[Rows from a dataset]
────────────────────
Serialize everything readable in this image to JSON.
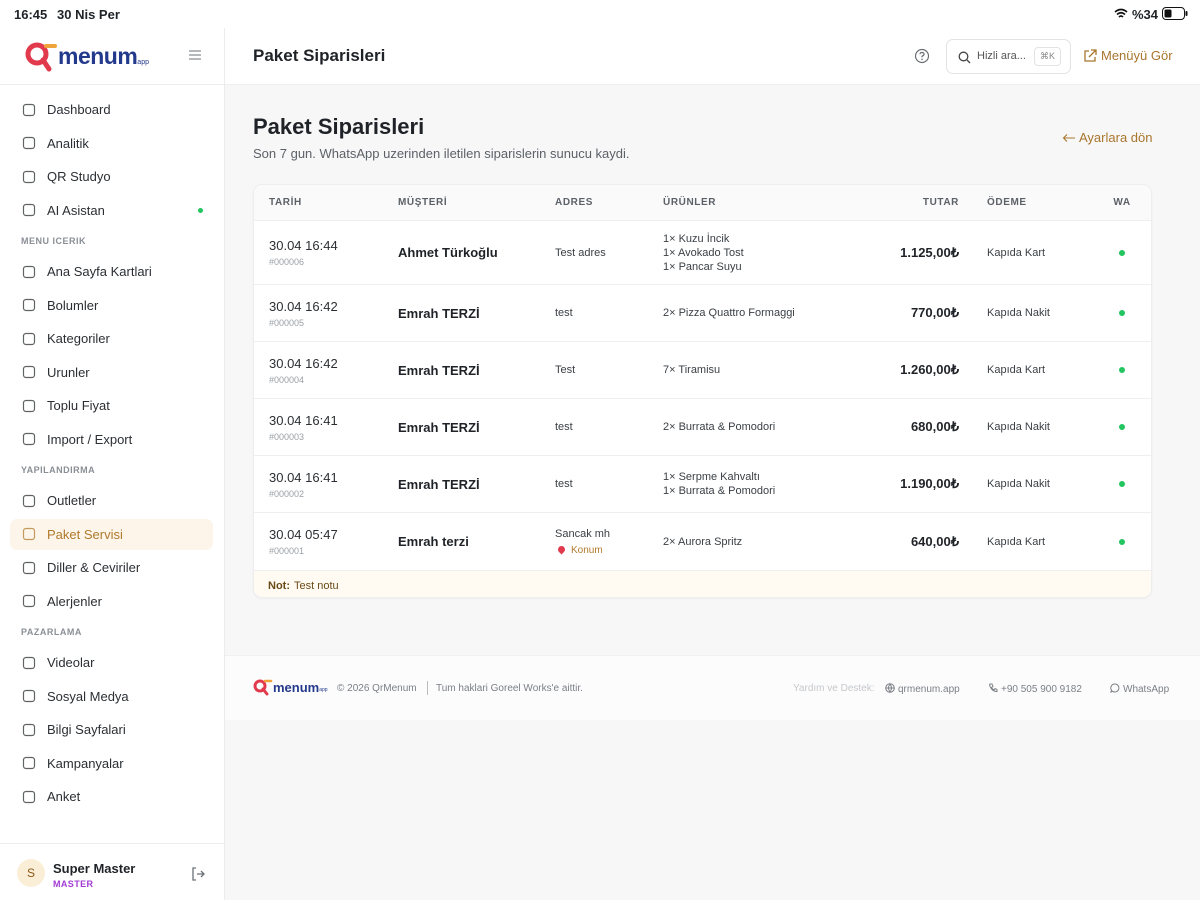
{
  "status_bar": {
    "time": "16:45",
    "date": "30 Nis Per",
    "battery": "%34"
  },
  "logo": {
    "text": "menum",
    "suffix": "app"
  },
  "nav": [
    {
      "items": [
        "Dashboard",
        "Analitik",
        "QR Studyo",
        "AI Asistan"
      ]
    },
    {
      "label": "MENU ICERIK",
      "items": [
        "Ana Sayfa Kartlari",
        "Bolumler",
        "Kategoriler",
        "Urunler",
        "Toplu Fiyat",
        "Import / Export"
      ]
    },
    {
      "label": "YAPILANDIRMA",
      "items": [
        "Outletler",
        "Paket Servisi",
        "Diller & Ceviriler",
        "Alerjenler"
      ]
    },
    {
      "label": "PAZARLAMA",
      "items": [
        "Videolar",
        "Sosyal Medya",
        "Bilgi Sayfalari",
        "Kampanyalar",
        "Anket"
      ]
    }
  ],
  "active_item": "Paket Servisi",
  "user": {
    "initial": "S",
    "name": "Super Master",
    "role": "MASTER"
  },
  "topbar": {
    "title": "Paket Siparisleri",
    "search": "Hizli ara...",
    "shortcut": "⌘K",
    "link": "Menüyü Gör"
  },
  "page": {
    "heading": "Paket Siparisleri",
    "subtitle": "Son 7 gun. WhatsApp uzerinden iletilen siparislerin sunucu kaydi.",
    "back": "Ayarlara dön"
  },
  "table": {
    "columns": [
      "TARİH",
      "MÜŞTERİ",
      "ADRES",
      "ÜRÜNLER",
      "TUTAR",
      "ÖDEME",
      "WA"
    ],
    "rows": [
      {
        "date": "30.04 16:44",
        "id": "#000006",
        "customer": "Ahmet Türkoğlu",
        "address": "Test adres",
        "items": [
          "1× Kuzu İncik",
          "1× Avokado Tost",
          "1× Pancar Suyu"
        ],
        "total": "1.125,00₺",
        "payment": "Kapıda Kart"
      },
      {
        "date": "30.04 16:42",
        "id": "#000005",
        "customer": "Emrah TERZİ",
        "address": "test",
        "items": [
          "2× Pizza Quattro Formaggi"
        ],
        "total": "770,00₺",
        "payment": "Kapıda Nakit"
      },
      {
        "date": "30.04 16:42",
        "id": "#000004",
        "customer": "Emrah TERZİ",
        "address": "Test",
        "items": [
          "7× Tiramisu"
        ],
        "total": "1.260,00₺",
        "payment": "Kapıda Kart"
      },
      {
        "date": "30.04 16:41",
        "id": "#000003",
        "customer": "Emrah TERZİ",
        "address": "test",
        "items": [
          "2× Burrata & Pomodori"
        ],
        "total": "680,00₺",
        "payment": "Kapıda Nakit"
      },
      {
        "date": "30.04 16:41",
        "id": "#000002",
        "customer": "Emrah TERZİ",
        "address": "test",
        "items": [
          "1× Serpme Kahvaltı",
          "1× Burrata & Pomodori"
        ],
        "total": "1.190,00₺",
        "payment": "Kapıda Nakit"
      },
      {
        "date": "30.04 05:47",
        "id": "#000001",
        "customer": "Emrah terzi",
        "address": "Sancak mh",
        "location": "Konum",
        "items": [
          "2× Aurora Spritz"
        ],
        "total": "640,00₺",
        "payment": "Kapıda Kart",
        "note_label": "Not:",
        "note": "Test notu"
      }
    ]
  },
  "footer": {
    "copyright": "© 2026 QrMenum",
    "rights": "Tum haklari Goreel Works'e aittir.",
    "support": "Yardım ve Destek:",
    "site": "qrmenum.app",
    "phone": "+90 505 900 9182",
    "whatsapp": "WhatsApp"
  }
}
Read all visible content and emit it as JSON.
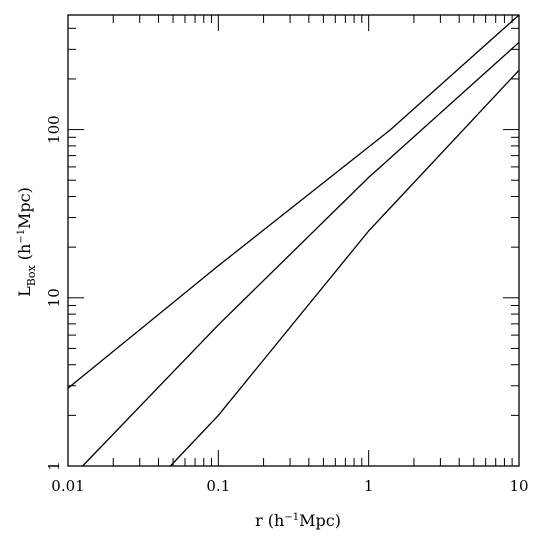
{
  "chart_data": {
    "type": "line",
    "title": "",
    "xlabel": {
      "main": "r",
      "unit_pre": " (h",
      "unit_sup": "−1",
      "unit_post": "Mpc)"
    },
    "ylabel": {
      "main": "L",
      "sub": "Box",
      "unit_pre": " (h",
      "unit_sup": "−1",
      "unit_post": "Mpc)"
    },
    "xscale": "log",
    "yscale": "log",
    "xlim": [
      0.01,
      10
    ],
    "ylim": [
      1,
      480
    ],
    "xticks": [
      {
        "value": 0.01,
        "label": "0.01"
      },
      {
        "value": 0.1,
        "label": "0.1"
      },
      {
        "value": 1,
        "label": "1"
      },
      {
        "value": 10,
        "label": "10"
      }
    ],
    "yticks": [
      {
        "value": 1,
        "label": "1"
      },
      {
        "value": 10,
        "label": "10"
      },
      {
        "value": 100,
        "label": "100"
      }
    ],
    "grid": false,
    "legend": "none",
    "series": [
      {
        "x": [
          0.01,
          0.1,
          1.4,
          10
        ],
        "y": [
          2.9,
          15.5,
          100,
          480
        ]
      },
      {
        "x": [
          0.0125,
          0.1,
          1,
          10
        ],
        "y": [
          1,
          6.9,
          52,
          330
        ]
      },
      {
        "x": [
          0.048,
          0.1,
          1,
          10
        ],
        "y": [
          1,
          2.0,
          25,
          225
        ]
      }
    ]
  }
}
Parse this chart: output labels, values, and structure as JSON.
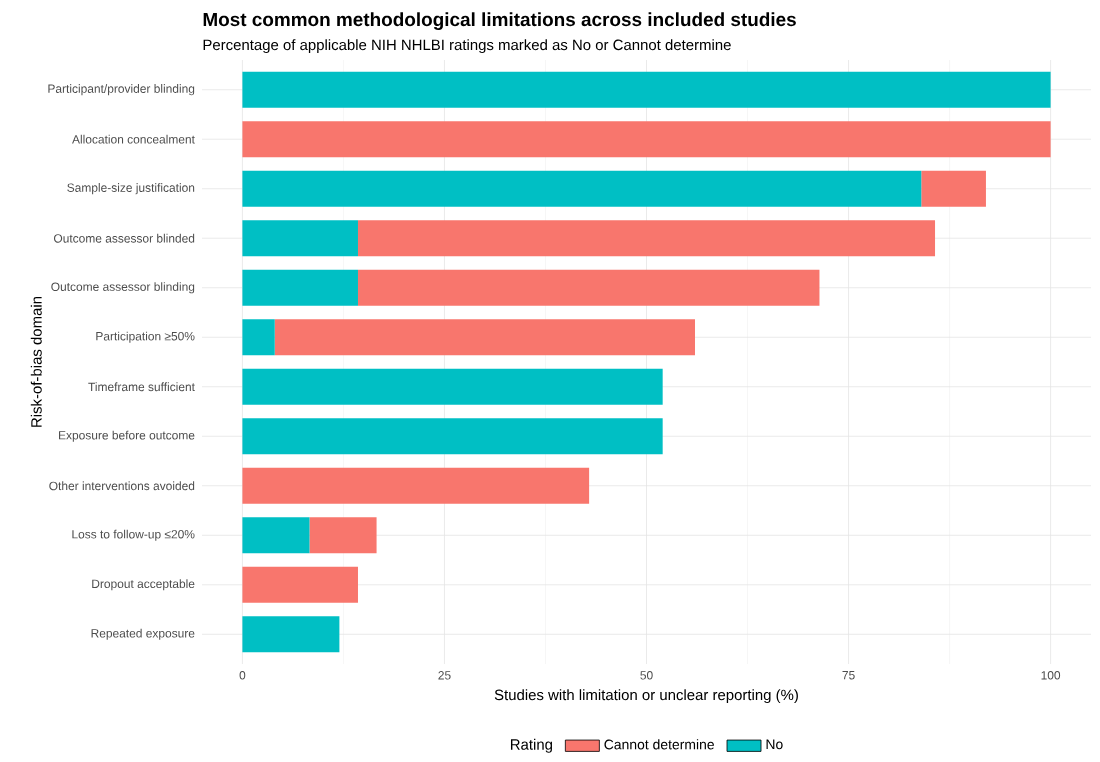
{
  "chart_data": {
    "type": "bar",
    "orientation": "horizontal",
    "stacked": true,
    "title": "Most common methodological limitations across included studies",
    "subtitle": "Percentage of applicable NIH NHLBI ratings marked as No or Cannot determine",
    "xlabel": "Studies with limitation or unclear reporting (%)",
    "ylabel": "Risk-of-bias domain",
    "legend_title": "Rating",
    "categories": [
      "Participant/provider blinding",
      "Allocation concealment",
      "Sample-size justification",
      "Outcome assessor blinded",
      "Outcome assessor blinding",
      "Participation ≥50%",
      "Timeframe sufficient",
      "Exposure before outcome",
      "Other interventions avoided",
      "Loss to follow-up ≤20%",
      "Dropout acceptable",
      "Repeated exposure"
    ],
    "series": [
      {
        "name": "No",
        "color": "#00bfc4",
        "values": [
          100,
          0,
          84,
          14.3,
          14.3,
          4,
          52,
          52,
          0,
          8.3,
          0,
          12
        ]
      },
      {
        "name": "Cannot determine",
        "color": "#f8766d",
        "values": [
          0,
          100,
          8,
          71.4,
          57.1,
          52,
          0,
          0,
          42.9,
          8.3,
          14.3,
          0
        ]
      }
    ],
    "xlim": [
      -5,
      105
    ],
    "xticks": [
      0,
      25,
      50,
      75,
      100
    ],
    "grid": true,
    "legend": "bottom"
  }
}
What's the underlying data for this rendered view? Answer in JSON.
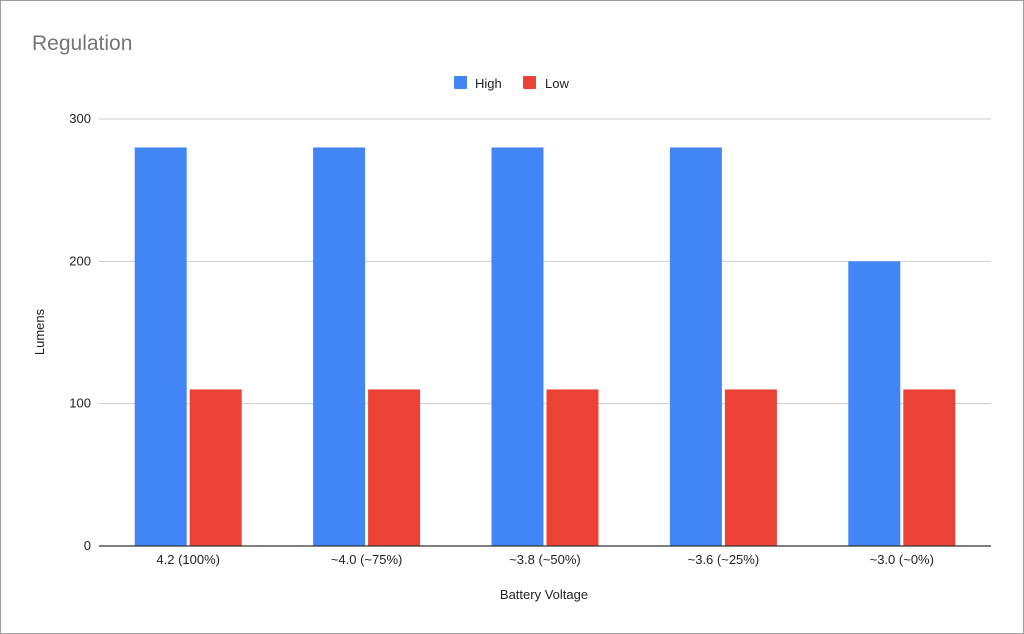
{
  "chart_data": {
    "type": "bar",
    "title": "Regulation",
    "xlabel": "Battery Voltage",
    "ylabel": "Lumens",
    "categories": [
      "4.2 (100%)",
      "~4.0 (~75%)",
      "~3.8 (~50%)",
      "~3.6 (~25%)",
      "~3.0 (~0%)"
    ],
    "series": [
      {
        "name": "High",
        "color": "#4285f4",
        "values": [
          280,
          280,
          280,
          280,
          200
        ]
      },
      {
        "name": "Low",
        "color": "#ea4335",
        "values": [
          110,
          110,
          110,
          110,
          110
        ]
      }
    ],
    "ylim": [
      0,
      300
    ],
    "yticks": [
      0,
      100,
      200,
      300
    ],
    "grid": true,
    "legend": "top-center"
  }
}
────────────────────
## Task instructions
Above are the records. Identify each line that contains the word "blinding".

## Correct answer
      "Participant/provider blinding",
      "Outcome assessor blinding",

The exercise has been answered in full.